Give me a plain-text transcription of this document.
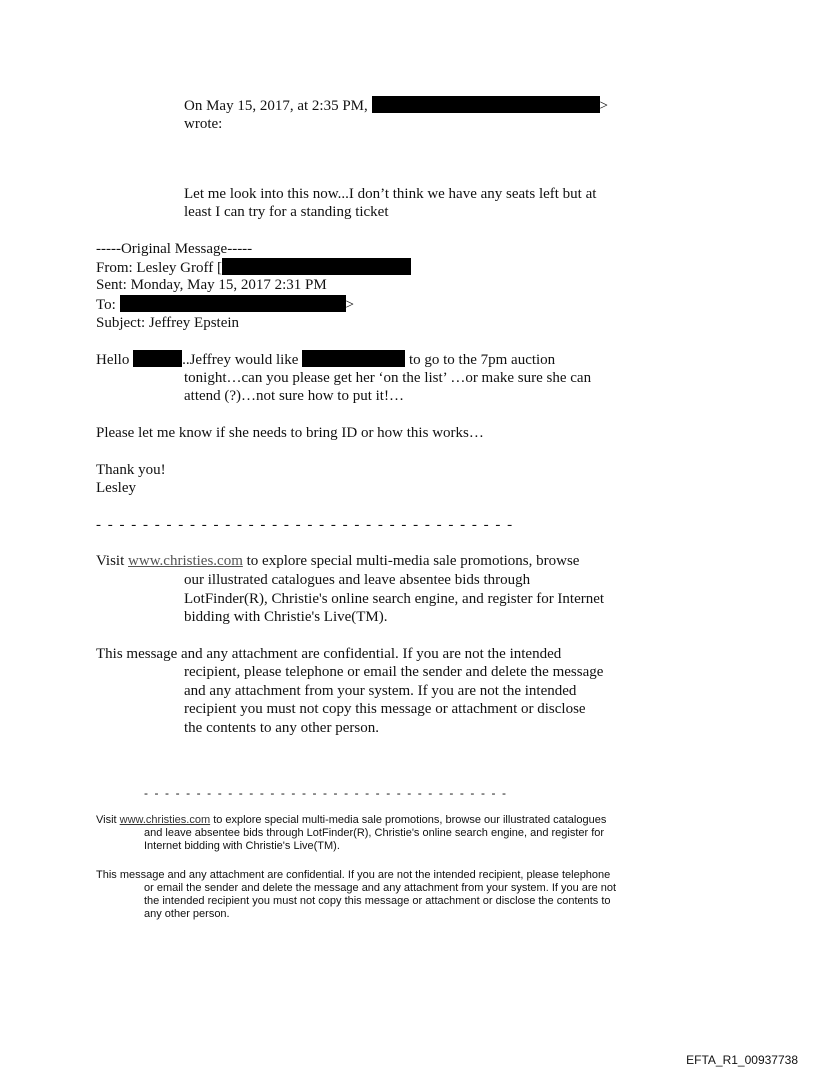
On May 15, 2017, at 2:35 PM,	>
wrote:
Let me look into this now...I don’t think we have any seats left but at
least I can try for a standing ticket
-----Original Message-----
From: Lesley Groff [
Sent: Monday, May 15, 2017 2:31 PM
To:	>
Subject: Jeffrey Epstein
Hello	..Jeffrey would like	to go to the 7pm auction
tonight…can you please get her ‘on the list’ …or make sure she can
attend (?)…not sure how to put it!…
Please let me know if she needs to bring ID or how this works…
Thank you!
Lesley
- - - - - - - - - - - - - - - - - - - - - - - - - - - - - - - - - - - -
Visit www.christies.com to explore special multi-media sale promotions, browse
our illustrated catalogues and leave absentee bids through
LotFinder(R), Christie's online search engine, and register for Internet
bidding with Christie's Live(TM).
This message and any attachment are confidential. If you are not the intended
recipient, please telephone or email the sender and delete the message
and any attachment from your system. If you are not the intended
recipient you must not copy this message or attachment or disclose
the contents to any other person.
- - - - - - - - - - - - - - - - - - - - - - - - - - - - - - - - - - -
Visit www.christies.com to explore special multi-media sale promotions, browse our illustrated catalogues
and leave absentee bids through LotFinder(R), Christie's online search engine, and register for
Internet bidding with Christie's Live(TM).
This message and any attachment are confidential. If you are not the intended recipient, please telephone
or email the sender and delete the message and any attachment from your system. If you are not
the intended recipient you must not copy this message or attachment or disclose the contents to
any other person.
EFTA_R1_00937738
---
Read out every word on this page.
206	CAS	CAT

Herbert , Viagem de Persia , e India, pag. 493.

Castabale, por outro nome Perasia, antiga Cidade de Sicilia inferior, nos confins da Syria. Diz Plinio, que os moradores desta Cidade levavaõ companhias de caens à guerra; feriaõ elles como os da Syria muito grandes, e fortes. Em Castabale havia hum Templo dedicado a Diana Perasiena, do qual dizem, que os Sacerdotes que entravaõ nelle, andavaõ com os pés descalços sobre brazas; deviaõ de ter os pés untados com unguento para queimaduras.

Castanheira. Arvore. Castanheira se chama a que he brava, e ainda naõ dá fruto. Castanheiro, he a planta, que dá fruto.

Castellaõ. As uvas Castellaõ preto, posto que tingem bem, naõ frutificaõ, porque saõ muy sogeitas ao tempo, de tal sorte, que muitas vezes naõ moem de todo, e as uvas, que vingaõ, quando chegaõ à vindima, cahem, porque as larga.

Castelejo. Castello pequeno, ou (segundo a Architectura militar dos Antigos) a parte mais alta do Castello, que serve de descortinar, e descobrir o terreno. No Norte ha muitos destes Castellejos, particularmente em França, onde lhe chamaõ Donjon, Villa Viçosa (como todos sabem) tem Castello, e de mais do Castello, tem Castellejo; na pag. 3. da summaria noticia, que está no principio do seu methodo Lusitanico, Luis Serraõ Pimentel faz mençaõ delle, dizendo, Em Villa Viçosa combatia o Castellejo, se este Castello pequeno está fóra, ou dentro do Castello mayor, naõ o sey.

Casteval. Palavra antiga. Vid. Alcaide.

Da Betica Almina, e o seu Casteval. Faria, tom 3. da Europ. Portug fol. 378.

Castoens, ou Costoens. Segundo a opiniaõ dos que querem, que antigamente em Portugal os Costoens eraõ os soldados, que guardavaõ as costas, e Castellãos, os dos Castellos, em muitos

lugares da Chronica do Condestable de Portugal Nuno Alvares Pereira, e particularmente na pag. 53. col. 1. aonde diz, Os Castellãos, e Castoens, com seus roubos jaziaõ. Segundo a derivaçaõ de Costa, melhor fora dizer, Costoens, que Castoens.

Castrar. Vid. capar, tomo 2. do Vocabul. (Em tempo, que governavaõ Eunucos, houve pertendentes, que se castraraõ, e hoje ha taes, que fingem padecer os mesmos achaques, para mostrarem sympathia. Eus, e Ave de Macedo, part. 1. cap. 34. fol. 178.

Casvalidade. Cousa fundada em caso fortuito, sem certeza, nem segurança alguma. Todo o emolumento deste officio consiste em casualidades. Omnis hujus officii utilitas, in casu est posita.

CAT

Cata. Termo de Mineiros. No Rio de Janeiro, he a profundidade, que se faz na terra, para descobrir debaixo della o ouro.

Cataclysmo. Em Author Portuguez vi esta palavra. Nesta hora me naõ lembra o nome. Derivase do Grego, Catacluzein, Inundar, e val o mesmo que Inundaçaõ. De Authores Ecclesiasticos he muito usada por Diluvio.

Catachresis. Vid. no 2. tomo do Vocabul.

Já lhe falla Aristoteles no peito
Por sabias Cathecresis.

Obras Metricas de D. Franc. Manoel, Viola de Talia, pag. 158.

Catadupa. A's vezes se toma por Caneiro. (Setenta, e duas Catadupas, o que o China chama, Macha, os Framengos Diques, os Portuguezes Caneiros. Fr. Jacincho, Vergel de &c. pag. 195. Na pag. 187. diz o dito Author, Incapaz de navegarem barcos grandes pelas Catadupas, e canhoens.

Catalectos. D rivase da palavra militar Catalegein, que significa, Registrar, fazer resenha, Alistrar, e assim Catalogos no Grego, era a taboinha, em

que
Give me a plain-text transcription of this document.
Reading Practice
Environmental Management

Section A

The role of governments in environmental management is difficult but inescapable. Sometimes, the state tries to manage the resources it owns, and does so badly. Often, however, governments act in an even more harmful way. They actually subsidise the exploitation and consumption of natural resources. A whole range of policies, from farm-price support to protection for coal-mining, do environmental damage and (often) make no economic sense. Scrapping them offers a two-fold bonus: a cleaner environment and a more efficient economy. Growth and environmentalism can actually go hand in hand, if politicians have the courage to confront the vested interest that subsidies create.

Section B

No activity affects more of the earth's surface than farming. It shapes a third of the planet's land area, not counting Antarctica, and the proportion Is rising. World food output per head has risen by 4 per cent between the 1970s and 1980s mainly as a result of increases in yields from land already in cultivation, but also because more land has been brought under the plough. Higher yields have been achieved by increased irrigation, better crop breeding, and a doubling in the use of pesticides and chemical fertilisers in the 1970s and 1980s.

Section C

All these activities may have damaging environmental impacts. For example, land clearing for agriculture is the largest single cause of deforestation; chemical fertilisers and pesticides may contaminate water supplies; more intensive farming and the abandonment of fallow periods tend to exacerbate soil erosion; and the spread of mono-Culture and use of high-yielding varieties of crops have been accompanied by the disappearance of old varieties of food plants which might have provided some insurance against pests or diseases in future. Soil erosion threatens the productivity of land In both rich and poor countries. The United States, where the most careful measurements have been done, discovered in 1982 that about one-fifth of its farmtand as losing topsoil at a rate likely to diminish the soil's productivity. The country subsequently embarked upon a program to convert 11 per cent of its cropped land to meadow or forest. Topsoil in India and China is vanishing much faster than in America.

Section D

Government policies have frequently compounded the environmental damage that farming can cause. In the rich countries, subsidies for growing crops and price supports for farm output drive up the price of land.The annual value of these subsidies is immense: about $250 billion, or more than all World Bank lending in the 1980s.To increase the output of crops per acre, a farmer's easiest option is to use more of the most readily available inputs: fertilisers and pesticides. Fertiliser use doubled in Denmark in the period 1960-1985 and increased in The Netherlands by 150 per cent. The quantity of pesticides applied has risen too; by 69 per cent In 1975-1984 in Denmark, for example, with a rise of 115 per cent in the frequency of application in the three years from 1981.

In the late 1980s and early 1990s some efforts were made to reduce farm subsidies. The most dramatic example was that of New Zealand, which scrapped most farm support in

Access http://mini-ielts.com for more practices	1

*Task details:* Say, as a single number and nothing more, how many lines of the entries contain the word "nome".

*Task answer:* 2